### Problem statement
Rewrite every item below with each "Image-2" changed to "Image-3" and everything else left as it is. Omit the pictures from your answer.

### Data in this exercise

══════════════════════════════

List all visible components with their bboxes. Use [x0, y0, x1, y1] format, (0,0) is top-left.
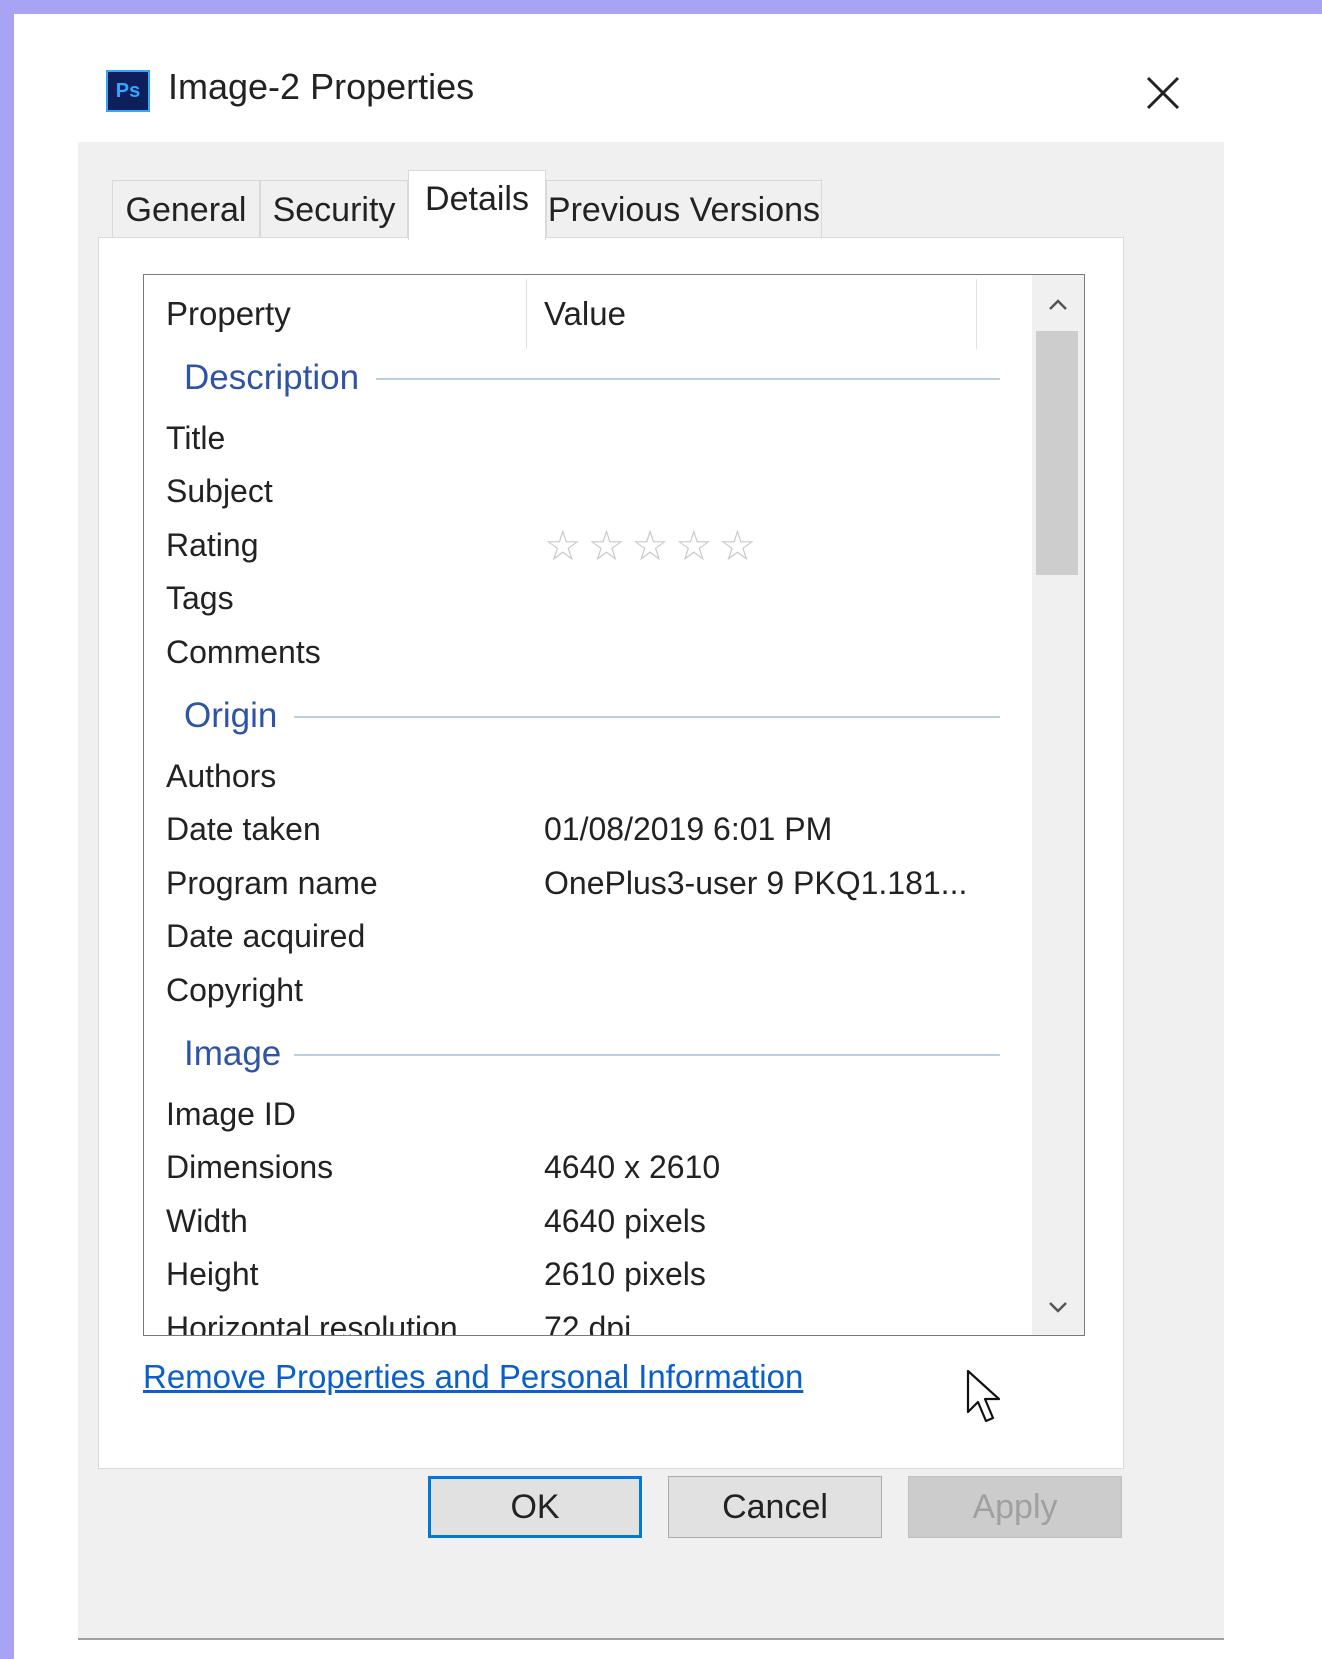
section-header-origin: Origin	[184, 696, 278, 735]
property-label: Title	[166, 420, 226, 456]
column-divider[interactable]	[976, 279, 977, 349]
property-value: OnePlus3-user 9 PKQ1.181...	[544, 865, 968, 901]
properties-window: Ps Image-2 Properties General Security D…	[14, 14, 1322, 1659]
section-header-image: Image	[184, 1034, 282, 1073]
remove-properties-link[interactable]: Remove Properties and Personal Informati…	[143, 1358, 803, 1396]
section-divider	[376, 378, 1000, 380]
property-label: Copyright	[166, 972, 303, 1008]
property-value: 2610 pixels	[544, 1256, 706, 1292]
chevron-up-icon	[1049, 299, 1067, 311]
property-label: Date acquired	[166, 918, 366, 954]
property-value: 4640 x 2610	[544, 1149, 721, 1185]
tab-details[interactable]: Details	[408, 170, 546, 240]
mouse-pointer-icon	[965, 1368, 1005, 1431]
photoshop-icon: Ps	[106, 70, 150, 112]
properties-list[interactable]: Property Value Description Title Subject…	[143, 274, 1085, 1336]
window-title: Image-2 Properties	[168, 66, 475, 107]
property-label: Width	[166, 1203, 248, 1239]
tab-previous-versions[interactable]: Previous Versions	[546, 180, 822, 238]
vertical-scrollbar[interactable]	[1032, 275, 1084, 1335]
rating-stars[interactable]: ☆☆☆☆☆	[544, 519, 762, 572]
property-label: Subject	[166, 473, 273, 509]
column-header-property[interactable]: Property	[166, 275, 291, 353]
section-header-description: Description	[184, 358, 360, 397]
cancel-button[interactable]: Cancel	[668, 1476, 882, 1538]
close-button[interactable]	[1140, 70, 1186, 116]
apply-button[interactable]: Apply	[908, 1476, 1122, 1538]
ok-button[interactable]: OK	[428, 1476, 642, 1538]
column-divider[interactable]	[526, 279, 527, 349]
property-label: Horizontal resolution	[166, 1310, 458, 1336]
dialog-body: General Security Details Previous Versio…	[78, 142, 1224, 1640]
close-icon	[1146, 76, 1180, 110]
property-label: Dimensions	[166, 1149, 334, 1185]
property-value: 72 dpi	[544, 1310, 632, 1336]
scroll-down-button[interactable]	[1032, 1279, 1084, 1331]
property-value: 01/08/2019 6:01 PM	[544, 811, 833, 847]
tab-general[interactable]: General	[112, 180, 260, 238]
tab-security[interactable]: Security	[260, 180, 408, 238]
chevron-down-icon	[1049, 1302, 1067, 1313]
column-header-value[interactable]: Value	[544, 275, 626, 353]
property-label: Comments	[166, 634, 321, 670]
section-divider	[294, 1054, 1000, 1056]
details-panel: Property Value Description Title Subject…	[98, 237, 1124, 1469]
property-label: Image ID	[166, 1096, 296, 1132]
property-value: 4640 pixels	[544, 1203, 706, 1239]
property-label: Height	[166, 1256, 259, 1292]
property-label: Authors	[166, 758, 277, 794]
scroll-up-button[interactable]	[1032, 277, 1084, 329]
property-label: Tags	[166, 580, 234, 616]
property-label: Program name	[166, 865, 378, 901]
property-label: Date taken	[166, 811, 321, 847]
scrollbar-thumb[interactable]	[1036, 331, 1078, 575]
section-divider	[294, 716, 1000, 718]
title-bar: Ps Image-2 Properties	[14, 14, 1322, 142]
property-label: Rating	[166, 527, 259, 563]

══════════════════════════════

### Written reply
List all visible components with their bboxes. Use [x0, y0, x1, y1] format, (0,0) is top-left.
section-header-origin: Origin	[184, 696, 278, 735]
property-label: Title	[166, 420, 226, 456]
column-divider[interactable]	[976, 279, 977, 349]
property-value: OnePlus3-user 9 PKQ1.181...	[544, 865, 968, 901]
properties-window: Ps Image-3 Properties General Security D…	[14, 14, 1322, 1659]
section-header-image: Image	[184, 1034, 282, 1073]
remove-properties-link[interactable]: Remove Properties and Personal Informati…	[143, 1358, 803, 1396]
section-divider	[376, 378, 1000, 380]
property-label: Copyright	[166, 972, 303, 1008]
property-value: 2610 pixels	[544, 1256, 706, 1292]
chevron-up-icon	[1049, 299, 1067, 311]
property-label: Date acquired	[166, 918, 366, 954]
property-value: 4640 x 2610	[544, 1149, 721, 1185]
tab-details[interactable]: Details	[408, 170, 546, 240]
mouse-pointer-icon	[965, 1368, 1005, 1431]
photoshop-icon: Ps	[106, 70, 150, 112]
properties-list[interactable]: Property Value Description Title Subject…	[143, 274, 1085, 1336]
window-title: Image-3 Properties	[168, 66, 475, 107]
property-label: Width	[166, 1203, 248, 1239]
tab-previous-versions[interactable]: Previous Versions	[546, 180, 822, 238]
vertical-scrollbar[interactable]	[1032, 275, 1084, 1335]
rating-stars[interactable]: ☆☆☆☆☆	[544, 519, 762, 572]
property-label: Subject	[166, 473, 273, 509]
column-header-property[interactable]: Property	[166, 275, 291, 353]
section-header-description: Description	[184, 358, 360, 397]
cancel-button[interactable]: Cancel	[668, 1476, 882, 1538]
close-button[interactable]	[1140, 70, 1186, 116]
apply-button[interactable]: Apply	[908, 1476, 1122, 1538]
ok-button[interactable]: OK	[428, 1476, 642, 1538]
column-divider[interactable]	[526, 279, 527, 349]
property-label: Horizontal resolution	[166, 1310, 458, 1336]
dialog-body: General Security Details Previous Versio…	[78, 142, 1224, 1640]
close-icon	[1146, 76, 1180, 110]
property-label: Dimensions	[166, 1149, 334, 1185]
property-value: 72 dpi	[544, 1310, 632, 1336]
scroll-down-button[interactable]	[1032, 1279, 1084, 1331]
property-value: 01/08/2019 6:01 PM	[544, 811, 833, 847]
tab-general[interactable]: General	[112, 180, 260, 238]
tab-security[interactable]: Security	[260, 180, 408, 238]
chevron-down-icon	[1049, 1302, 1067, 1313]
column-header-value[interactable]: Value	[544, 275, 626, 353]
property-label: Comments	[166, 634, 321, 670]
section-divider	[294, 1054, 1000, 1056]
details-panel: Property Value Description Title Subject…	[98, 237, 1124, 1469]
property-label: Image ID	[166, 1096, 296, 1132]
property-value: 4640 pixels	[544, 1203, 706, 1239]
property-label: Height	[166, 1256, 259, 1292]
property-label: Authors	[166, 758, 277, 794]
scroll-up-button[interactable]	[1032, 277, 1084, 329]
property-label: Tags	[166, 580, 234, 616]
property-label: Program name	[166, 865, 378, 901]
property-label: Date taken	[166, 811, 321, 847]
scrollbar-thumb[interactable]	[1036, 331, 1078, 575]
section-divider	[294, 716, 1000, 718]
title-bar: Ps Image-3 Properties	[14, 14, 1322, 142]
property-label: Rating	[166, 527, 259, 563]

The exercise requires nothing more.